You're Only Lonely is the third album by American singer-songwriter J. D. Souther, released in 1979. The title song charted as a single on Billboard, reaching No.1 on the Adult Contemporary chart. "White Rhythm & Blues" was covered by Linda Ronstadt on her album Living in the USA.

Reception

In his retrospective review for Allmusic, critic William Ruhlmann gave the album a 4-star rating, highlighting "White Rhythm and Blues" as well as the solo version of the Souther–Hillman–Furay Band song "Trouble in Paradise".

■ **Entries provided**:
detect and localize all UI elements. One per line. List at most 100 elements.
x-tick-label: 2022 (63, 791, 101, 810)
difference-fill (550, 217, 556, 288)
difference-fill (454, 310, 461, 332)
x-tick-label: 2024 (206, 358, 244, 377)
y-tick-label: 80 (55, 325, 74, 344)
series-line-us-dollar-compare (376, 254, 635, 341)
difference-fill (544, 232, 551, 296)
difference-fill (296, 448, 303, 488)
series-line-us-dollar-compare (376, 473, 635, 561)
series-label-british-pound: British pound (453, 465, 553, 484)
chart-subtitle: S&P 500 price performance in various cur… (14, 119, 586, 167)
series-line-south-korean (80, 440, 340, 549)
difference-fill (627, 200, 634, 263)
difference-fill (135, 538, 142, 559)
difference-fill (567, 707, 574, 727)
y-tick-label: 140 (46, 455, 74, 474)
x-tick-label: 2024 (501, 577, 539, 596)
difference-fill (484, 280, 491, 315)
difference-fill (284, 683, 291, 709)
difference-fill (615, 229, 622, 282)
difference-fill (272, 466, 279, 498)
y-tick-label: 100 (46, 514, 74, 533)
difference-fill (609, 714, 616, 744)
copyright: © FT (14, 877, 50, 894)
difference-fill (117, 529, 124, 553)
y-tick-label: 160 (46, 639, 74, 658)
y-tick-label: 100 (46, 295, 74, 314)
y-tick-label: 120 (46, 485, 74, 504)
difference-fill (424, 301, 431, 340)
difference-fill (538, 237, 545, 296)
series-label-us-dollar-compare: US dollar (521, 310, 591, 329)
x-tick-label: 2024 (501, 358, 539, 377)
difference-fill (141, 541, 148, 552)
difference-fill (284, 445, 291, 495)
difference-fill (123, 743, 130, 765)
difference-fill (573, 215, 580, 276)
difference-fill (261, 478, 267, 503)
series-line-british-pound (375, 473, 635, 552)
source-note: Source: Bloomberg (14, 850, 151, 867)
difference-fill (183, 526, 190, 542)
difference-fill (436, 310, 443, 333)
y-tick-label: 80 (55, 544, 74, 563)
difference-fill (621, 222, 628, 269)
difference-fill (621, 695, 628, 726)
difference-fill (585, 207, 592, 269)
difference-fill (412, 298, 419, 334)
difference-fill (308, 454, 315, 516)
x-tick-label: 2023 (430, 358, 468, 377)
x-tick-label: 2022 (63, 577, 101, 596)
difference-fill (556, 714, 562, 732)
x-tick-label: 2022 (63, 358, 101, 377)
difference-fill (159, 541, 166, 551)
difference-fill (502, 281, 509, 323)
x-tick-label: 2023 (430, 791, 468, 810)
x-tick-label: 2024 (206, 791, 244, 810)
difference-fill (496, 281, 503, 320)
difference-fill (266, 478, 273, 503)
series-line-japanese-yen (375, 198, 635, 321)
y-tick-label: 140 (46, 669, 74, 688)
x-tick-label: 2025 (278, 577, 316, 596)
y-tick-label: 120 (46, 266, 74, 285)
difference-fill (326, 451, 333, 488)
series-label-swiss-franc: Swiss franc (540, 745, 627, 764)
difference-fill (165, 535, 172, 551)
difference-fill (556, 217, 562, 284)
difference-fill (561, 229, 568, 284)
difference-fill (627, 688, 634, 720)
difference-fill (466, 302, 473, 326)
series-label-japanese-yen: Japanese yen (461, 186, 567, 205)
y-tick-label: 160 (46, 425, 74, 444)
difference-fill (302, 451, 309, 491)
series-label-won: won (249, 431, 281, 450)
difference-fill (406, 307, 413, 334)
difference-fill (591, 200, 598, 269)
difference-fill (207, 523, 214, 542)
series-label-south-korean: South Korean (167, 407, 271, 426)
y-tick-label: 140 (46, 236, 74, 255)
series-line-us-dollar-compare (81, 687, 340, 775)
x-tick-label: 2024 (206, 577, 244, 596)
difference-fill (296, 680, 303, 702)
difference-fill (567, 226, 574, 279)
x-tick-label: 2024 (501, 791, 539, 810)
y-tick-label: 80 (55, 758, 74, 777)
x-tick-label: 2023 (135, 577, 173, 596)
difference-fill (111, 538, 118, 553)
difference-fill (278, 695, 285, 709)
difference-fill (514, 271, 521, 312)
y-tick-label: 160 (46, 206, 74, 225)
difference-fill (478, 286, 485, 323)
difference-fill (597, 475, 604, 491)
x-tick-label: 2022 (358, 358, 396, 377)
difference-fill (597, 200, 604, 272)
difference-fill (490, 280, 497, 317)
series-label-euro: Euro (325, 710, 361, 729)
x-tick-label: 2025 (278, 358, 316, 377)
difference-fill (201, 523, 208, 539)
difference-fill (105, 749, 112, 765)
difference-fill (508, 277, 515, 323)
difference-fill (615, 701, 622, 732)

■ **Problem A**:
Print the passage from the text about the J. D. Souther album between "You're Only Lonely" and "in the USA.", inclusive.
■ **Problem B**:
Pick up the text about the J. D. Souther album where it stops and write what follows.

■ **Output A**:
You're Only Lonely is the third album by American singer-songwriter J. D. Souther, released in 1979. The title song charted as a single on Billboard, reaching No.1 on the Adult Contemporary chart. "White Rhythm & Blues" was covered by Linda Ronstadt on her album Living in the USA.

■ **Output B**:
Track listing

Personnel
 J.D. Souther – vocals, guitar
 David Sanborn – alto saxophone
 Tom Scott – tenor saxophone
 Glenn Frey – guitar
 Don Felder – rhythm guitar
 Danny Kortchmar – guitar
 Waddy Wachtel – guitar, harmony vocals
 Fred Tackett – acoustic guitar
 Dan Dugmore – steel guitar
 Kenny Edwards – bass guitar, harmony vocals
 Don Grolnick – piano
 Jai Winding – organ
 John Sebastian – harmonica
 Jackson Browne – vocals on "You're Only Lonely"
 Jorge Calderón – vocals, harmony vocals
 Phil Everly – harmony vocals on "White Rhythm and Blues" and "You're Only Lonely"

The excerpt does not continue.